Listed entries:
>>
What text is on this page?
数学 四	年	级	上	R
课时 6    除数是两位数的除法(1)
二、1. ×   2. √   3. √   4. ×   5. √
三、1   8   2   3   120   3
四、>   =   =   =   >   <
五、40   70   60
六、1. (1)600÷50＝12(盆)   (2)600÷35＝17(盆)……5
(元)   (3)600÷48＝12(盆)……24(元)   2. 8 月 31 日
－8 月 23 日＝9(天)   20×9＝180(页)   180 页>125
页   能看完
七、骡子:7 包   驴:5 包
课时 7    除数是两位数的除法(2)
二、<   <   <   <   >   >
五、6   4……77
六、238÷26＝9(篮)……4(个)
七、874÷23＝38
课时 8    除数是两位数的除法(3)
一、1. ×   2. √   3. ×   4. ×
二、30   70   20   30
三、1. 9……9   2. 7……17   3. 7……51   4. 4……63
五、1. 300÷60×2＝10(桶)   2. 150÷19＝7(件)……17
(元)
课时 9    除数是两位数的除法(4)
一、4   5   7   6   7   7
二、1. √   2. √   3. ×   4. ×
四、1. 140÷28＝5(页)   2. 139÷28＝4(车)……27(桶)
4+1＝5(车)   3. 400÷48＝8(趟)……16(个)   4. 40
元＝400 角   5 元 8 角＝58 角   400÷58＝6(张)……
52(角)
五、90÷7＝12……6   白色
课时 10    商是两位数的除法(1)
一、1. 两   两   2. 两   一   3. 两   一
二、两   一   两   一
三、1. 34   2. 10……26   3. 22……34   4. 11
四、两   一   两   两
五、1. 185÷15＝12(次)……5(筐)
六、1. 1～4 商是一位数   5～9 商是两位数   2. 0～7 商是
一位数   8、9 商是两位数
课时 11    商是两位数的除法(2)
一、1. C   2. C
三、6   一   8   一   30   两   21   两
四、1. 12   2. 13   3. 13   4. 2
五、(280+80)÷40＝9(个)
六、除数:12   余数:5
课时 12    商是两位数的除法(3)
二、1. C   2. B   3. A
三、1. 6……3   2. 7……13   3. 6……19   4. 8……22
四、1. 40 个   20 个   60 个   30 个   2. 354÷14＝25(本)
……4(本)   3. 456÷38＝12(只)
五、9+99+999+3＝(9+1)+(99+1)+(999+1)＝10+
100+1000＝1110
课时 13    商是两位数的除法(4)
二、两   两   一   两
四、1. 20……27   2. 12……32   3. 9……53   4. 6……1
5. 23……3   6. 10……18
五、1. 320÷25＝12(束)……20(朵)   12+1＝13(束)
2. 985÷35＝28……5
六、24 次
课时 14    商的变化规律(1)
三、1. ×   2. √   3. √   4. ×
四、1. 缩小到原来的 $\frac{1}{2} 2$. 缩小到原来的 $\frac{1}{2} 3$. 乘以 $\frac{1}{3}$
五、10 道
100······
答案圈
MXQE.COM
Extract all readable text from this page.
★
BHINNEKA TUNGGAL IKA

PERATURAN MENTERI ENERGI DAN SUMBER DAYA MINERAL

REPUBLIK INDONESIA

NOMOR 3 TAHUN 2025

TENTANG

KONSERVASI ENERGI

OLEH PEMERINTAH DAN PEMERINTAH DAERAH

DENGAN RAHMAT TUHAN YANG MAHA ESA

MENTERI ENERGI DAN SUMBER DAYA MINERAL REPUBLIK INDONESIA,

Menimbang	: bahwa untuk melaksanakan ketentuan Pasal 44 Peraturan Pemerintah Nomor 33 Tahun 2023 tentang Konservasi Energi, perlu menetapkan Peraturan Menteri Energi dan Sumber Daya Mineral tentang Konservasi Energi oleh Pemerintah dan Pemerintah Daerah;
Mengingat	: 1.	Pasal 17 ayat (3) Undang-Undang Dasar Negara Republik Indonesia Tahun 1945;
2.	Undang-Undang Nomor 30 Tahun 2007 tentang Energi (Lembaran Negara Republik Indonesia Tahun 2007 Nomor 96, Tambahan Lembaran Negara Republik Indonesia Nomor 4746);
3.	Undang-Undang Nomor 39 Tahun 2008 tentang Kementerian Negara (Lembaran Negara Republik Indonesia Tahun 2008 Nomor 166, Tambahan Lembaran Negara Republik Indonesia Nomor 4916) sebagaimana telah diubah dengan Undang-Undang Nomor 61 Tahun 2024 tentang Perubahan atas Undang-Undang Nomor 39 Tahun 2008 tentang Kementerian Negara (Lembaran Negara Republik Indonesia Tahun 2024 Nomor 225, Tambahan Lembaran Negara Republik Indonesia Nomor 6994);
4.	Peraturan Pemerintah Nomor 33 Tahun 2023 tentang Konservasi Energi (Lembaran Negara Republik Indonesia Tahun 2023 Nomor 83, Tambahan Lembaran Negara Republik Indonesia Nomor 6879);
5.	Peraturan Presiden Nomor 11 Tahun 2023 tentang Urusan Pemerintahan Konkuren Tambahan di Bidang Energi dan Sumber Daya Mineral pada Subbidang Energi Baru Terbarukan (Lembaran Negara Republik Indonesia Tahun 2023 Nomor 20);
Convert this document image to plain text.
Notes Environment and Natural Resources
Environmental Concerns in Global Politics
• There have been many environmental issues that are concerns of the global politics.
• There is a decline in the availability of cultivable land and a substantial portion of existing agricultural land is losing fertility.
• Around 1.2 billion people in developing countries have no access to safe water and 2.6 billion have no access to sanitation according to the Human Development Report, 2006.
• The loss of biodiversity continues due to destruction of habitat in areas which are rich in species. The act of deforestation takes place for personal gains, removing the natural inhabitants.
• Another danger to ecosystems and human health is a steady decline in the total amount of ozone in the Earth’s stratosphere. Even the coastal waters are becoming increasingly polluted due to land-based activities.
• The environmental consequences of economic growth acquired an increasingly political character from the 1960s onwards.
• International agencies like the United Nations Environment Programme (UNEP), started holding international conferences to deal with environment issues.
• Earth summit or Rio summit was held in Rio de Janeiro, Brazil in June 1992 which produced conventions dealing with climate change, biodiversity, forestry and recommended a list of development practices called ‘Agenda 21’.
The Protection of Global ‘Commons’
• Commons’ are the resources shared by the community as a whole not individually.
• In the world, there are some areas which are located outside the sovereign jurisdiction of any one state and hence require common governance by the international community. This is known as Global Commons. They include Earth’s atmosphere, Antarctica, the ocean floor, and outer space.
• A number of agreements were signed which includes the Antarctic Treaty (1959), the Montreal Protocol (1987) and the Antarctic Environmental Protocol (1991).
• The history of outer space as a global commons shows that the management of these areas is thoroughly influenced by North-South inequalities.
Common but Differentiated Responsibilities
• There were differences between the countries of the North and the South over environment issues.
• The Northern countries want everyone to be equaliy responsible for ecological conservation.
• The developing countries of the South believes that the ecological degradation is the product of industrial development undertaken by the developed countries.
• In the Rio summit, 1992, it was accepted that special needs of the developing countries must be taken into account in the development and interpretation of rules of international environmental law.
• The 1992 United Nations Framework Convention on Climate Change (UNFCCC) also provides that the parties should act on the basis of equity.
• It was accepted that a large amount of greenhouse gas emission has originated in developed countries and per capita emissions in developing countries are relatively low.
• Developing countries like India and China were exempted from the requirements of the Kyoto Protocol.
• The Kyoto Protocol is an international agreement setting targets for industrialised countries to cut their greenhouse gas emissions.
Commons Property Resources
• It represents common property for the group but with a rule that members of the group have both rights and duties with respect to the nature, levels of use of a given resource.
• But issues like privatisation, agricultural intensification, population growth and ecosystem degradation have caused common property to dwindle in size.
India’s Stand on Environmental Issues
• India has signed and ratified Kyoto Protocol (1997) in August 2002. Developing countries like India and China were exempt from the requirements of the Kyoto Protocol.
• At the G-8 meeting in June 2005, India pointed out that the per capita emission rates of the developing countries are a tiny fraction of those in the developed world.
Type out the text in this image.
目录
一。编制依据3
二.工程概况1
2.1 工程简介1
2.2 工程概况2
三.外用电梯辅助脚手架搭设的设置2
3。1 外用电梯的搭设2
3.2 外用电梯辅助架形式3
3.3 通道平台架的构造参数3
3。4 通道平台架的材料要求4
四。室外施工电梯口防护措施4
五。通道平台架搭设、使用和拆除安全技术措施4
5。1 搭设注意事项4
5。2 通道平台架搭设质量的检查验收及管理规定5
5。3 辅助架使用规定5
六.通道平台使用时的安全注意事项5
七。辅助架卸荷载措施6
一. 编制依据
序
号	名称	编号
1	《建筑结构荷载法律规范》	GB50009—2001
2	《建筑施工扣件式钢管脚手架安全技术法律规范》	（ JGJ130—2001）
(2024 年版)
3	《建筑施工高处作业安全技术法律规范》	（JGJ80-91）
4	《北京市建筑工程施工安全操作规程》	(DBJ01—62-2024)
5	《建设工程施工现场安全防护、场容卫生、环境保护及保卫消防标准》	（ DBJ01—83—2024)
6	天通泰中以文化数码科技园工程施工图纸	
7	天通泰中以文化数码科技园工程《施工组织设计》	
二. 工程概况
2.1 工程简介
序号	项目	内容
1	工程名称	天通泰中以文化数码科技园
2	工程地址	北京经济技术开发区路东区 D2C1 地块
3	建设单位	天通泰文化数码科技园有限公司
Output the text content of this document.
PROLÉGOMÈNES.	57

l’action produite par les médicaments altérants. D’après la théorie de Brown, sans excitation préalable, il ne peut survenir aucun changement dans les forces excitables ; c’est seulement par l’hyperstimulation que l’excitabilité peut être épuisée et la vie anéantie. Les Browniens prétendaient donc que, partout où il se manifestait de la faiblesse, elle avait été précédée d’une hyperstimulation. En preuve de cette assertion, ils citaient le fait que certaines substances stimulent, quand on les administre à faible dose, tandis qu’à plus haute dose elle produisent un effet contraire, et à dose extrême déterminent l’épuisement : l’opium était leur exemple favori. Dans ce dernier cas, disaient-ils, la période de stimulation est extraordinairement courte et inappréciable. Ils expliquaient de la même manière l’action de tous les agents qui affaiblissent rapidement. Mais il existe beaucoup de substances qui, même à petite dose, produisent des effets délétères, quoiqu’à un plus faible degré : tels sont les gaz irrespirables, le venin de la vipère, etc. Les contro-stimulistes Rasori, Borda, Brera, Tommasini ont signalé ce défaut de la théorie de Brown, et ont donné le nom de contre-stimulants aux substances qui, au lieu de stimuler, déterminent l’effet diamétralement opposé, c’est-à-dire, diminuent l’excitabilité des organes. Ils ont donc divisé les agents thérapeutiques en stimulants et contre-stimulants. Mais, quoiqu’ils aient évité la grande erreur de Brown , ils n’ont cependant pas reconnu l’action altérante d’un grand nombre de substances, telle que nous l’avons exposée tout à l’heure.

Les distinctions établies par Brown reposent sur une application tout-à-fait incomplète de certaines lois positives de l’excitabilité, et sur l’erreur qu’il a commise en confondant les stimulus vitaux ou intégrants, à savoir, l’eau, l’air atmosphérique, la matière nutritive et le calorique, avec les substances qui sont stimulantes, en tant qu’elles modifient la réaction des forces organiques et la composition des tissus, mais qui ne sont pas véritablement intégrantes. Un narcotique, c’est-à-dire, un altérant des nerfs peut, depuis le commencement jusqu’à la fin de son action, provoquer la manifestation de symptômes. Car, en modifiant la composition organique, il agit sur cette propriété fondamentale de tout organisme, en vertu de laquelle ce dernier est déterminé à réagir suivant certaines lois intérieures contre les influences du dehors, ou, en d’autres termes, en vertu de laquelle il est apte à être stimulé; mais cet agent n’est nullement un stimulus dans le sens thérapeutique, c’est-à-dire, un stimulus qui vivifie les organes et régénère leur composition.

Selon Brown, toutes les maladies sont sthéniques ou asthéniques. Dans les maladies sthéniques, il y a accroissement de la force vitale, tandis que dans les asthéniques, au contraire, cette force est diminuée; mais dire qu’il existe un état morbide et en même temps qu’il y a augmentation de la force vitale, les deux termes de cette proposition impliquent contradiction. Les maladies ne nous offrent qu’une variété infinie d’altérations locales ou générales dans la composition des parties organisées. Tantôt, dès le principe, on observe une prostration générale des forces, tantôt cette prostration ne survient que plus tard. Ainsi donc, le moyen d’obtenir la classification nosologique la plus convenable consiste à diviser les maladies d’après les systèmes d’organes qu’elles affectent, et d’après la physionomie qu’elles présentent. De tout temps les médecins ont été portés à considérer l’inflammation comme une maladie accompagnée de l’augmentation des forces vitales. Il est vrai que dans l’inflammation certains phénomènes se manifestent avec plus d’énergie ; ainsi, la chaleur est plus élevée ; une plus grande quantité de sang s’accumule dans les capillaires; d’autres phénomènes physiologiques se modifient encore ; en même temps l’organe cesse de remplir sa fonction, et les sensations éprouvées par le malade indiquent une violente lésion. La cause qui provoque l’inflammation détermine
<<
Pick out the lines containing the word "world" and show them.

• In the world, there are some areas which are located outside the sovereign jurisdiction of any one state and hence require common governance by the international community. This is known as Global Commons. They include Earth’s atmosphere, Antarctica, the ocean floor, and outer space.
• At the G-8 meeting in June 2005, India pointed out that the per capita emission rates of the developing countries are a tiny fraction of those in the developed world.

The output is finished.